**THE EXERCISE:** Consider the records below. How many of their lines include the word "features"? State the number and nothing else.

**INPUT DATA:**
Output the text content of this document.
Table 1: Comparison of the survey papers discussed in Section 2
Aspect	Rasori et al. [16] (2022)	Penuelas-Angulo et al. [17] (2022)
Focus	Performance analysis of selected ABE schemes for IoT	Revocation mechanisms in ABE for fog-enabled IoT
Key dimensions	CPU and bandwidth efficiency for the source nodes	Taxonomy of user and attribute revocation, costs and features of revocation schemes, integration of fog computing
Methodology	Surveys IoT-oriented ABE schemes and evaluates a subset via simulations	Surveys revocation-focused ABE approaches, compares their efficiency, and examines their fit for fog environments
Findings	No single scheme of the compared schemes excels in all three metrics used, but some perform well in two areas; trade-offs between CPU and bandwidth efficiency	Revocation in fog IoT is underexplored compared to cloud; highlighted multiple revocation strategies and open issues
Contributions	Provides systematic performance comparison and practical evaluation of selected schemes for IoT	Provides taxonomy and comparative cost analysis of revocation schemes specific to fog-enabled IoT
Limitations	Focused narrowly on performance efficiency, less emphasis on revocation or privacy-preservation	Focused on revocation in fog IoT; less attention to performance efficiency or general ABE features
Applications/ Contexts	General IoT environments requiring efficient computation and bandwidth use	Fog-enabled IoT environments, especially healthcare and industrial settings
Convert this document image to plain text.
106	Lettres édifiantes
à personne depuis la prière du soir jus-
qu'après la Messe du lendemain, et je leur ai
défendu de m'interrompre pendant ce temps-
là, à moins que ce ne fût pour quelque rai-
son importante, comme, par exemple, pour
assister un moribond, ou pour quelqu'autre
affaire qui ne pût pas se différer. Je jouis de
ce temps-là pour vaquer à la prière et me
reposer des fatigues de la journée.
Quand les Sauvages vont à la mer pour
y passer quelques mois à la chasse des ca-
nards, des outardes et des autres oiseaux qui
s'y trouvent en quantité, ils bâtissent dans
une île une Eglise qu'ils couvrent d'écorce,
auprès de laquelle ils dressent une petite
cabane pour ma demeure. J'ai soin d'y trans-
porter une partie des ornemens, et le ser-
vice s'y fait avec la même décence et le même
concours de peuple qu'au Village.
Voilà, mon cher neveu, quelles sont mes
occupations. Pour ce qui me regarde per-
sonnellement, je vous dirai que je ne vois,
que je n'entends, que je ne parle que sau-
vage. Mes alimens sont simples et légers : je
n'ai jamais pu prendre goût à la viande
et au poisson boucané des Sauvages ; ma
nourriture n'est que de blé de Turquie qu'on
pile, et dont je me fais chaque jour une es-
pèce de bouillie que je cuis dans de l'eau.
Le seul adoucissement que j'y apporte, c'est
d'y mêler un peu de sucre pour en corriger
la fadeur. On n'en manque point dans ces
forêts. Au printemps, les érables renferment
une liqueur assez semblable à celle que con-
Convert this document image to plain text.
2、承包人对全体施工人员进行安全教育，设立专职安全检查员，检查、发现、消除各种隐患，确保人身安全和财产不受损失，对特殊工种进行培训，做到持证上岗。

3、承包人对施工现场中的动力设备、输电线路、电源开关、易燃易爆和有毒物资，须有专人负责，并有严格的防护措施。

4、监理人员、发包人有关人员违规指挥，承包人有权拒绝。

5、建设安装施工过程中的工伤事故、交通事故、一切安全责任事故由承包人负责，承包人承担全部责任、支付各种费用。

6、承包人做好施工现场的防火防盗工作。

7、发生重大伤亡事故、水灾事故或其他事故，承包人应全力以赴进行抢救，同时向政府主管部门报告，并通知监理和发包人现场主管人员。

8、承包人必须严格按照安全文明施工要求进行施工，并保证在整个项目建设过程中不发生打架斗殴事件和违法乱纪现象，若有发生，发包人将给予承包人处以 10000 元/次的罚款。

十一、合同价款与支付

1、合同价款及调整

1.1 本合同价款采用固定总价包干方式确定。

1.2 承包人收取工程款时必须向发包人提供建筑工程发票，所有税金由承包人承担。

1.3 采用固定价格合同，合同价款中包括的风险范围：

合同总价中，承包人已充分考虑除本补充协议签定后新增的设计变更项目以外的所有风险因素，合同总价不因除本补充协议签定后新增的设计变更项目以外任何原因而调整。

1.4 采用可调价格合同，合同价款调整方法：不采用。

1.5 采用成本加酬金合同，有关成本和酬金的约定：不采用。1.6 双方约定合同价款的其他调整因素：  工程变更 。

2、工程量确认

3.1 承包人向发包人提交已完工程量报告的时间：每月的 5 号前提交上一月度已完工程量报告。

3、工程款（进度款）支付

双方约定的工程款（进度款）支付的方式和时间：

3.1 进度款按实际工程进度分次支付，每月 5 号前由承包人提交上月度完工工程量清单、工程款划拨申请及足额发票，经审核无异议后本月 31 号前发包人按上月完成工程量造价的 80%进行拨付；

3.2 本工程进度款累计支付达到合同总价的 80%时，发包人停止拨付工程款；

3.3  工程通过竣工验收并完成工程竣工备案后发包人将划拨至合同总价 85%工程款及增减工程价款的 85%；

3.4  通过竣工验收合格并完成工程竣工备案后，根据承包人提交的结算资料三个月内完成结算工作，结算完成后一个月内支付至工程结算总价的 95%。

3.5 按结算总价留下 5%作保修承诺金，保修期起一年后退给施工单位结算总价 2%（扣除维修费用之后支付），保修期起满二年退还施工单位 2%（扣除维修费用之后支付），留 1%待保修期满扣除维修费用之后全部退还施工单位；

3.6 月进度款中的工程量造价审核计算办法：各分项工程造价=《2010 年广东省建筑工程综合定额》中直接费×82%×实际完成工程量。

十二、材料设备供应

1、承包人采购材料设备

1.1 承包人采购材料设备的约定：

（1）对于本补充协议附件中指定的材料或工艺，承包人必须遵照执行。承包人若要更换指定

**TASK OUTPUT:** 2